### Work instructions:
Select all lines with the string "being" in them, and copy those lines.
::::::::
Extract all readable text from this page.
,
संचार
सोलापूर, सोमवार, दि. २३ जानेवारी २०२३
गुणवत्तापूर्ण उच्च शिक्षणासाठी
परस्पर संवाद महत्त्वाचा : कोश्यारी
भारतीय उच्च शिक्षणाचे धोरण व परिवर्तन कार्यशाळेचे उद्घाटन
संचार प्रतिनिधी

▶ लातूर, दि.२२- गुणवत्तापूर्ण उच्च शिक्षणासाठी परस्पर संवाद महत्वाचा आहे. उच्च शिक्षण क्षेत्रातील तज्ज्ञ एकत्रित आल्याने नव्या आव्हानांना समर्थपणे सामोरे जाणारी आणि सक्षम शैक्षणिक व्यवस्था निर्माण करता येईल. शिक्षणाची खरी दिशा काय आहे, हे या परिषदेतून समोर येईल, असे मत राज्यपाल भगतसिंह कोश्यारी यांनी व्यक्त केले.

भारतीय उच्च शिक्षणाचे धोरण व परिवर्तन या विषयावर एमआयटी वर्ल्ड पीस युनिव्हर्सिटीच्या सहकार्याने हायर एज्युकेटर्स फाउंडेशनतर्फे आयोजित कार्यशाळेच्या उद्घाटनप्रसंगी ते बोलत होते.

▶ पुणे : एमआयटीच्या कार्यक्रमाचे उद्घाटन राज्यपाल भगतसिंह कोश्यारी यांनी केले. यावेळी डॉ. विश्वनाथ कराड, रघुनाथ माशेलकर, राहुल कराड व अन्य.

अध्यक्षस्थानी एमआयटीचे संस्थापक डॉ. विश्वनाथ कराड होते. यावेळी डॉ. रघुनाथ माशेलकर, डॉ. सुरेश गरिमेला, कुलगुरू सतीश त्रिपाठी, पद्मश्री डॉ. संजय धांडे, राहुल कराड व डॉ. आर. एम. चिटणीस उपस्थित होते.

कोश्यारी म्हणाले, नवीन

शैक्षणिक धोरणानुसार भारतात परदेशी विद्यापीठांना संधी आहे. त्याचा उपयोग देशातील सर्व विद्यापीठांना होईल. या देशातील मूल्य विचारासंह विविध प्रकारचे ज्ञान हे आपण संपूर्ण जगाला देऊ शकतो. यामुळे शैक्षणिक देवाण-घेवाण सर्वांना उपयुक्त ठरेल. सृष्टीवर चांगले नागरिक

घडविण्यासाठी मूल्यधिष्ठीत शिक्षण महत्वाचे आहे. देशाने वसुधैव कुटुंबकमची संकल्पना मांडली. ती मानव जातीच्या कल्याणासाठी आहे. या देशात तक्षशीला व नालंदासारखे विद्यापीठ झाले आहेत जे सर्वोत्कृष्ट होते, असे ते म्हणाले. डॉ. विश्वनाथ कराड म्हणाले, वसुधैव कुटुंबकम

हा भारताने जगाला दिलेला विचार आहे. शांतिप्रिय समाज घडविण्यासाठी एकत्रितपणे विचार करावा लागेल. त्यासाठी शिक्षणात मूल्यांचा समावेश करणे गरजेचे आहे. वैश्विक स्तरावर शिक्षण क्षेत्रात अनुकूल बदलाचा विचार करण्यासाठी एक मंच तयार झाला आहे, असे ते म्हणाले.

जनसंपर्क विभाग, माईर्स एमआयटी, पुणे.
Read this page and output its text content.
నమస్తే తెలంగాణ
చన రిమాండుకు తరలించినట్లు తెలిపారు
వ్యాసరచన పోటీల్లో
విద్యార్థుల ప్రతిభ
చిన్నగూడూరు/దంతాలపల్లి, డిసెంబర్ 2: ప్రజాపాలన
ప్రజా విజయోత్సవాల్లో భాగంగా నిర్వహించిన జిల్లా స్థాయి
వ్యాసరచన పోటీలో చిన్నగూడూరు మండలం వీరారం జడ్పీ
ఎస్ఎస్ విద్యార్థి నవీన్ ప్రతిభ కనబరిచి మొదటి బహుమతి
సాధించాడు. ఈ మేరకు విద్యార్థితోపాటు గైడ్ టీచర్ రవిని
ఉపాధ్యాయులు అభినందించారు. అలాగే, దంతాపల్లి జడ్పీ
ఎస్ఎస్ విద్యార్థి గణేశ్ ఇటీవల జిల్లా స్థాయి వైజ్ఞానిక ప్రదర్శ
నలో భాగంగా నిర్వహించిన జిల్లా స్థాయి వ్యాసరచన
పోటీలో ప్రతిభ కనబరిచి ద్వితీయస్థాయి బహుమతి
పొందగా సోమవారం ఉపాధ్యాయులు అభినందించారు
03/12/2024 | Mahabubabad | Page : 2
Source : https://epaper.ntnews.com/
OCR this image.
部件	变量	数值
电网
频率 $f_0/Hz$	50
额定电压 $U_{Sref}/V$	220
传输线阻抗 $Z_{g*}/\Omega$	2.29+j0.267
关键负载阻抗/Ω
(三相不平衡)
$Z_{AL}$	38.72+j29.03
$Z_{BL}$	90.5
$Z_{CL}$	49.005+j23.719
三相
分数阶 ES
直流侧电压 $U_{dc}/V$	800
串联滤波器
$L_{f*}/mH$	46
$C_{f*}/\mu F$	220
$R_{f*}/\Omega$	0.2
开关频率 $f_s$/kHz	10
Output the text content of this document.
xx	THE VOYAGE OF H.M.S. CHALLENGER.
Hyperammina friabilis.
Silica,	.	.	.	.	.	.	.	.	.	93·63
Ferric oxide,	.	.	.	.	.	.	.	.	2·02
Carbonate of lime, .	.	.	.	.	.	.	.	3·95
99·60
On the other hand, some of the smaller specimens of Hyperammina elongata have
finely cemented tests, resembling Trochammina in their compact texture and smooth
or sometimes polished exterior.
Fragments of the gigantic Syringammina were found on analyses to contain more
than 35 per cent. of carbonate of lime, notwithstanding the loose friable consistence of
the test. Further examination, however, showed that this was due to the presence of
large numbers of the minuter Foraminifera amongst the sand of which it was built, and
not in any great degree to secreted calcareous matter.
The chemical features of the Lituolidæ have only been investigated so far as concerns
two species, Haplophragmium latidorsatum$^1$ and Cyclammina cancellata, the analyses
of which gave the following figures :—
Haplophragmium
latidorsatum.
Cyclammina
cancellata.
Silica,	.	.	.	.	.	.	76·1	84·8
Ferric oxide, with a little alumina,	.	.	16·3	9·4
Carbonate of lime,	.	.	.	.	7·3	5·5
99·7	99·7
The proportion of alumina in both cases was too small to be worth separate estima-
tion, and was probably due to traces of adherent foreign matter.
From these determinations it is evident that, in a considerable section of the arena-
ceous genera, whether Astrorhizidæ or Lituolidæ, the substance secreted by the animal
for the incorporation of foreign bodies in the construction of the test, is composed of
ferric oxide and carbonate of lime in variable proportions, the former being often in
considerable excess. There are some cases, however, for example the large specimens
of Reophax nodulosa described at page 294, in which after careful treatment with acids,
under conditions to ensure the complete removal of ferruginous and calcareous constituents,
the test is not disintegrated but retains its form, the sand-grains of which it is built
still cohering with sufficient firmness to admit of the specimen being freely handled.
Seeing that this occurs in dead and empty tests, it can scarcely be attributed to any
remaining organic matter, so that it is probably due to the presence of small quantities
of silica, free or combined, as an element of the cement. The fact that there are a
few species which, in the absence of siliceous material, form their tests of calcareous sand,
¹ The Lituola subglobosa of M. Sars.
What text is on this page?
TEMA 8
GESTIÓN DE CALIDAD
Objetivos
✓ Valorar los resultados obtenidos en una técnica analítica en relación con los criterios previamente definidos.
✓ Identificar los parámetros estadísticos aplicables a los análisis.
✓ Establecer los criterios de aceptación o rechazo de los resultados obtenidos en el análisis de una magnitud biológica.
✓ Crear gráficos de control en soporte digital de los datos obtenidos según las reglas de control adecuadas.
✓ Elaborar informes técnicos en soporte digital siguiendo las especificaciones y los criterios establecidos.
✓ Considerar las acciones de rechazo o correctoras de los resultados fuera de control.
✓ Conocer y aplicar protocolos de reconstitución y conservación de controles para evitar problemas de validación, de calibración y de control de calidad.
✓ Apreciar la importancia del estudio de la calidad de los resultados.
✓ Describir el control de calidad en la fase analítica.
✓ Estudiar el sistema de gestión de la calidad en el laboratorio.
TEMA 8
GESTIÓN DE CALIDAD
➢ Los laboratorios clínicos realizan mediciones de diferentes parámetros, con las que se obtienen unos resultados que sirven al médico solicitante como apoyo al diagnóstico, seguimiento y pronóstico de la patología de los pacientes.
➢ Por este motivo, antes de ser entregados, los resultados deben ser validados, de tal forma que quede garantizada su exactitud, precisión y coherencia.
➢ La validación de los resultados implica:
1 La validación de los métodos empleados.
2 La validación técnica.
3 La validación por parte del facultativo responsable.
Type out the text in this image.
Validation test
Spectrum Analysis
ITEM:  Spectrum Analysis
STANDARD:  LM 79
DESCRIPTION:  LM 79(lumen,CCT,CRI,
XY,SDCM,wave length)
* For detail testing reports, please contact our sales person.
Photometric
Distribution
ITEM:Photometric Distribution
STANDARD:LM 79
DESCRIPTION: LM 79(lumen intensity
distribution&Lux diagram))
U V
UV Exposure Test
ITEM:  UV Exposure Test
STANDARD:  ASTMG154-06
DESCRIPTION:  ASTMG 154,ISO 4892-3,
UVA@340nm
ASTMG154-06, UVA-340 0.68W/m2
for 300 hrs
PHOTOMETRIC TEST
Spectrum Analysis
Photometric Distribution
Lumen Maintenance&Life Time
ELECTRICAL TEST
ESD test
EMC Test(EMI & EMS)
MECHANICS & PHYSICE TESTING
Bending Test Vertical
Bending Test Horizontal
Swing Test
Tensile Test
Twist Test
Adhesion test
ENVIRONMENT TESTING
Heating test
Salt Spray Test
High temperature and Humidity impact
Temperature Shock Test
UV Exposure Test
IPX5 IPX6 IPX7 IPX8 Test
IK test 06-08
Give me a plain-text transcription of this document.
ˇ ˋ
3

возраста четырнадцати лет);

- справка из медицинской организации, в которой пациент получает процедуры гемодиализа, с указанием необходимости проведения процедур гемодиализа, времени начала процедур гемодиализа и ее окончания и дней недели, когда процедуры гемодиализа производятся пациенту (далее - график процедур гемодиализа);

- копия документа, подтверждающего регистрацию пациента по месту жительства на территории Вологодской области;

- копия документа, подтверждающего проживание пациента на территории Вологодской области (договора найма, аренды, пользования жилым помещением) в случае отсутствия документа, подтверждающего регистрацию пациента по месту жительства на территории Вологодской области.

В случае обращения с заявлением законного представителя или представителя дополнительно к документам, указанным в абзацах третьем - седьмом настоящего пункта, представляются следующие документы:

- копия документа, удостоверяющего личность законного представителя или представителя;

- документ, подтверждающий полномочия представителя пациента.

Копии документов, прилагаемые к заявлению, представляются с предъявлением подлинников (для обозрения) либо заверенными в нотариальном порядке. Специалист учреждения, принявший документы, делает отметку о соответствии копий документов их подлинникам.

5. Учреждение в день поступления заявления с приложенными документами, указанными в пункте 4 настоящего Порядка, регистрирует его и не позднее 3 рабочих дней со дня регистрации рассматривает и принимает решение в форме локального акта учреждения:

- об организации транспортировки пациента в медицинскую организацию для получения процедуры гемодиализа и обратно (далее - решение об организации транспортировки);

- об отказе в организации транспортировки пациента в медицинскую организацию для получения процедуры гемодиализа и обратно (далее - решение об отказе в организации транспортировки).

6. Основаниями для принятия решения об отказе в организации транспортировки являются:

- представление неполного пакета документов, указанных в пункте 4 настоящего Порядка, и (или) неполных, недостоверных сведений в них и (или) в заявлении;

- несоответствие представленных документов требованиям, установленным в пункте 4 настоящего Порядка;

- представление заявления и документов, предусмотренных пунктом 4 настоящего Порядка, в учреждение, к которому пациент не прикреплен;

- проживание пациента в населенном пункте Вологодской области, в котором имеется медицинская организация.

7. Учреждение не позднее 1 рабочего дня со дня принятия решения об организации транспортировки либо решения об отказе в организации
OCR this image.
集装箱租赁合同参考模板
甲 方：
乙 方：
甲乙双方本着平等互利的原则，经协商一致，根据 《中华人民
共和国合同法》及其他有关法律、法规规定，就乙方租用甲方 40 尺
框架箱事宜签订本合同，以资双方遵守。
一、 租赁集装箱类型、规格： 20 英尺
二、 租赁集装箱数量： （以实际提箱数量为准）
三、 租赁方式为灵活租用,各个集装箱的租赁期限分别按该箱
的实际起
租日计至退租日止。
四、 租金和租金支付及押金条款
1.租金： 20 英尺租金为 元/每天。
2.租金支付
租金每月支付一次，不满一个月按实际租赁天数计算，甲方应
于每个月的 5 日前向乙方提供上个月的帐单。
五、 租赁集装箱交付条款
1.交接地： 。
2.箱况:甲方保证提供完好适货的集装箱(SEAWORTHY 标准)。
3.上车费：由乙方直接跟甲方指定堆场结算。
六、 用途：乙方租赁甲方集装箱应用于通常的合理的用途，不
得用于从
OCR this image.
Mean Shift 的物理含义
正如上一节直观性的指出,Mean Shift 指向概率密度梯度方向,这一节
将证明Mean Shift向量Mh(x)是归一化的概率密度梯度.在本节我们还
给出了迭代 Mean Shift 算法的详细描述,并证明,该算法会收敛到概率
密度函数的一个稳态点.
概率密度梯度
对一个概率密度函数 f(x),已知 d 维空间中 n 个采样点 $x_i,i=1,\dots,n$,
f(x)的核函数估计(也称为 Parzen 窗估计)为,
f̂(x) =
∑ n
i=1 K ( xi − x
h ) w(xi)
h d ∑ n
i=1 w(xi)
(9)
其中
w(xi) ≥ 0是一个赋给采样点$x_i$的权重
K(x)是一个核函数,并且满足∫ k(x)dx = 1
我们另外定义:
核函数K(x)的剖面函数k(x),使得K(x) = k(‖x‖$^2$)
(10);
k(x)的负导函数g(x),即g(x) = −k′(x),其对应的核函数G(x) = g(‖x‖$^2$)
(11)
::::::::
### Complete answer:
ferric oxide and carbonate of lime in variable proportions, the former being often in
still cohering with sufficient firmness to admit of the specimen being freely handled.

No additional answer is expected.